Dataset items:
+ + + +
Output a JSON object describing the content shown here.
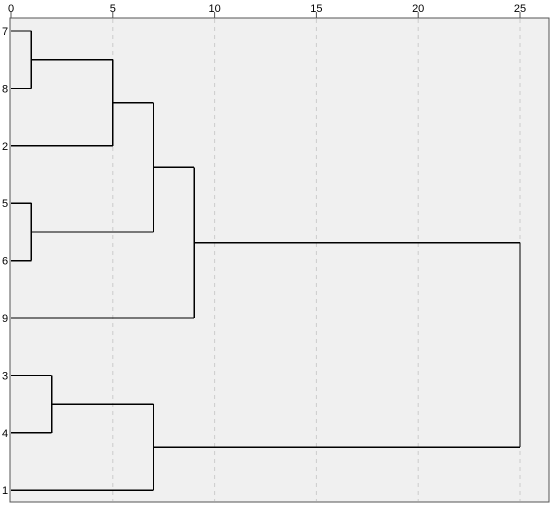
{
  "chart_data": {
    "type": "dendrogram",
    "orientation": "horizontal",
    "x_ticks": [
      "0",
      "5",
      "10",
      "15",
      "20",
      "25"
    ],
    "x_range": [
      0,
      25
    ],
    "grid": "vertical dashed",
    "leaves": [
      "7",
      "8",
      "2",
      "5",
      "6",
      "9",
      "3",
      "4",
      "1"
    ],
    "merges": [
      {
        "id": "A",
        "children": [
          "7",
          "8"
        ],
        "height": 1
      },
      {
        "id": "B",
        "children": [
          "A",
          "2"
        ],
        "height": 5
      },
      {
        "id": "C",
        "children": [
          "5",
          "6"
        ],
        "height": 1
      },
      {
        "id": "D",
        "children": [
          "B",
          "C"
        ],
        "height": 7
      },
      {
        "id": "E",
        "children": [
          "D",
          "9"
        ],
        "height": 9
      },
      {
        "id": "F",
        "children": [
          "3",
          "4"
        ],
        "height": 2
      },
      {
        "id": "G",
        "children": [
          "F",
          "1"
        ],
        "height": 7
      },
      {
        "id": "H",
        "children": [
          "E",
          "G"
        ],
        "height": 25
      }
    ],
    "colors": {
      "plot_background": "#f0f0f0",
      "line": "#000000",
      "grid": "#cccccc",
      "frame": "#555555"
    }
  }
}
+ + + +
Task instructions: Pictures appear in the records above. Output everything except them, exactly.

Written solution:
Output a JSON object describing the content shown here.
{
  "chart_data": {
    "type": "dendrogram",
    "orientation": "horizontal",
    "x_ticks": [
      "0",
      "5",
      "10",
      "15",
      "20",
      "25"
    ],
    "x_range": [
      0,
      25
    ],
    "grid": "vertical dashed",
    "leaves": [
      "7",
      "8",
      "2",
      "5",
      "6",
      "9",
      "3",
      "4",
      "1"
    ],
    "merges": [
      {
        "id": "A",
        "children": [
          "7",
          "8"
        ],
        "height": 1
      },
      {
        "id": "B",
        "children": [
          "A",
          "2"
        ],
        "height": 5
      },
      {
        "id": "C",
        "children": [
          "5",
          "6"
        ],
        "height": 1
      },
      {
        "id": "D",
        "children": [
          "B",
          "C"
        ],
        "height": 7
      },
      {
        "id": "E",
        "children": [
          "D",
          "9"
        ],
        "height": 9
      },
      {
        "id": "F",
        "children": [
          "3",
          "4"
        ],
        "height": 2
      },
      {
        "id": "G",
        "children": [
          "F",
          "1"
        ],
        "height": 7
      },
      {
        "id": "H",
        "children": [
          "E",
          "G"
        ],
        "height": 25
      }
    ],
    "colors": {
      "plot_background": "#f0f0f0",
      "line": "#000000",
      "grid": "#cccccc",
      "frame": "#555555"
    }
  }
}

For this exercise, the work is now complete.